SHORT PROBLEM: Transcribe each line of the records below exactly, excluding any embedded images.

RECORDS FOR PROCESSING:
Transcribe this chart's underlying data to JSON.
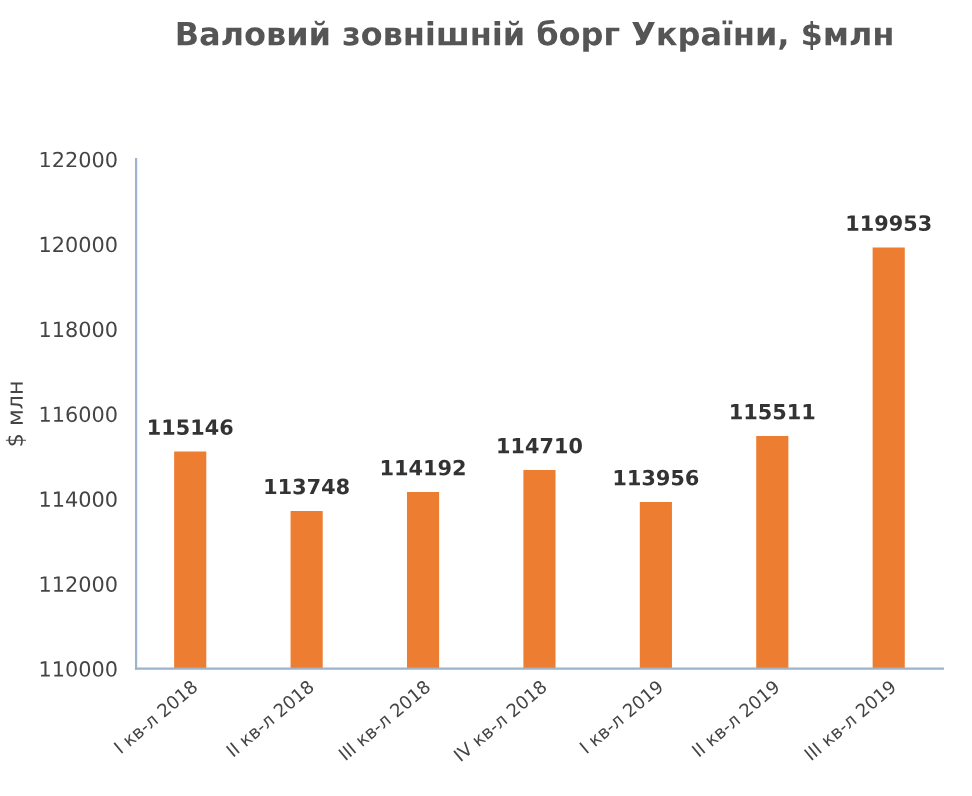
{
  "chart_data": {
    "type": "bar",
    "title": "Валовий зовнішній борг України, $млн",
    "ylabel": "$ млн",
    "categories": [
      "I кв-л 2018",
      "II кв-л 2018",
      "III кв-л 2018",
      "IV кв-л 2018",
      "I кв-л 2019",
      "II кв-л 2019",
      "III кв-л 2019"
    ],
    "values": [
      115146,
      113748,
      114192,
      114710,
      113956,
      115511,
      119953
    ],
    "color": "#ed7d31",
    "data_labels": true,
    "ylim": [
      110000,
      122000
    ],
    "yticks": [
      110000,
      112000,
      114000,
      116000,
      118000,
      120000,
      122000
    ],
    "grid": false
  }
}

COMPLETE OUTPUT:
Transcribe this chart's underlying data to JSON.
{
  "chart_data": {
    "type": "bar",
    "title": "Валовий зовнішній борг України, $млн",
    "ylabel": "$ млн",
    "categories": [
      "I кв-л 2018",
      "II кв-л 2018",
      "III кв-л 2018",
      "IV кв-л 2018",
      "I кв-л 2019",
      "II кв-л 2019",
      "III кв-л 2019"
    ],
    "values": [
      115146,
      113748,
      114192,
      114710,
      113956,
      115511,
      119953
    ],
    "color": "#ed7d31",
    "data_labels": true,
    "ylim": [
      110000,
      122000
    ],
    "yticks": [
      110000,
      112000,
      114000,
      116000,
      118000,
      120000,
      122000
    ],
    "grid": false
  }
}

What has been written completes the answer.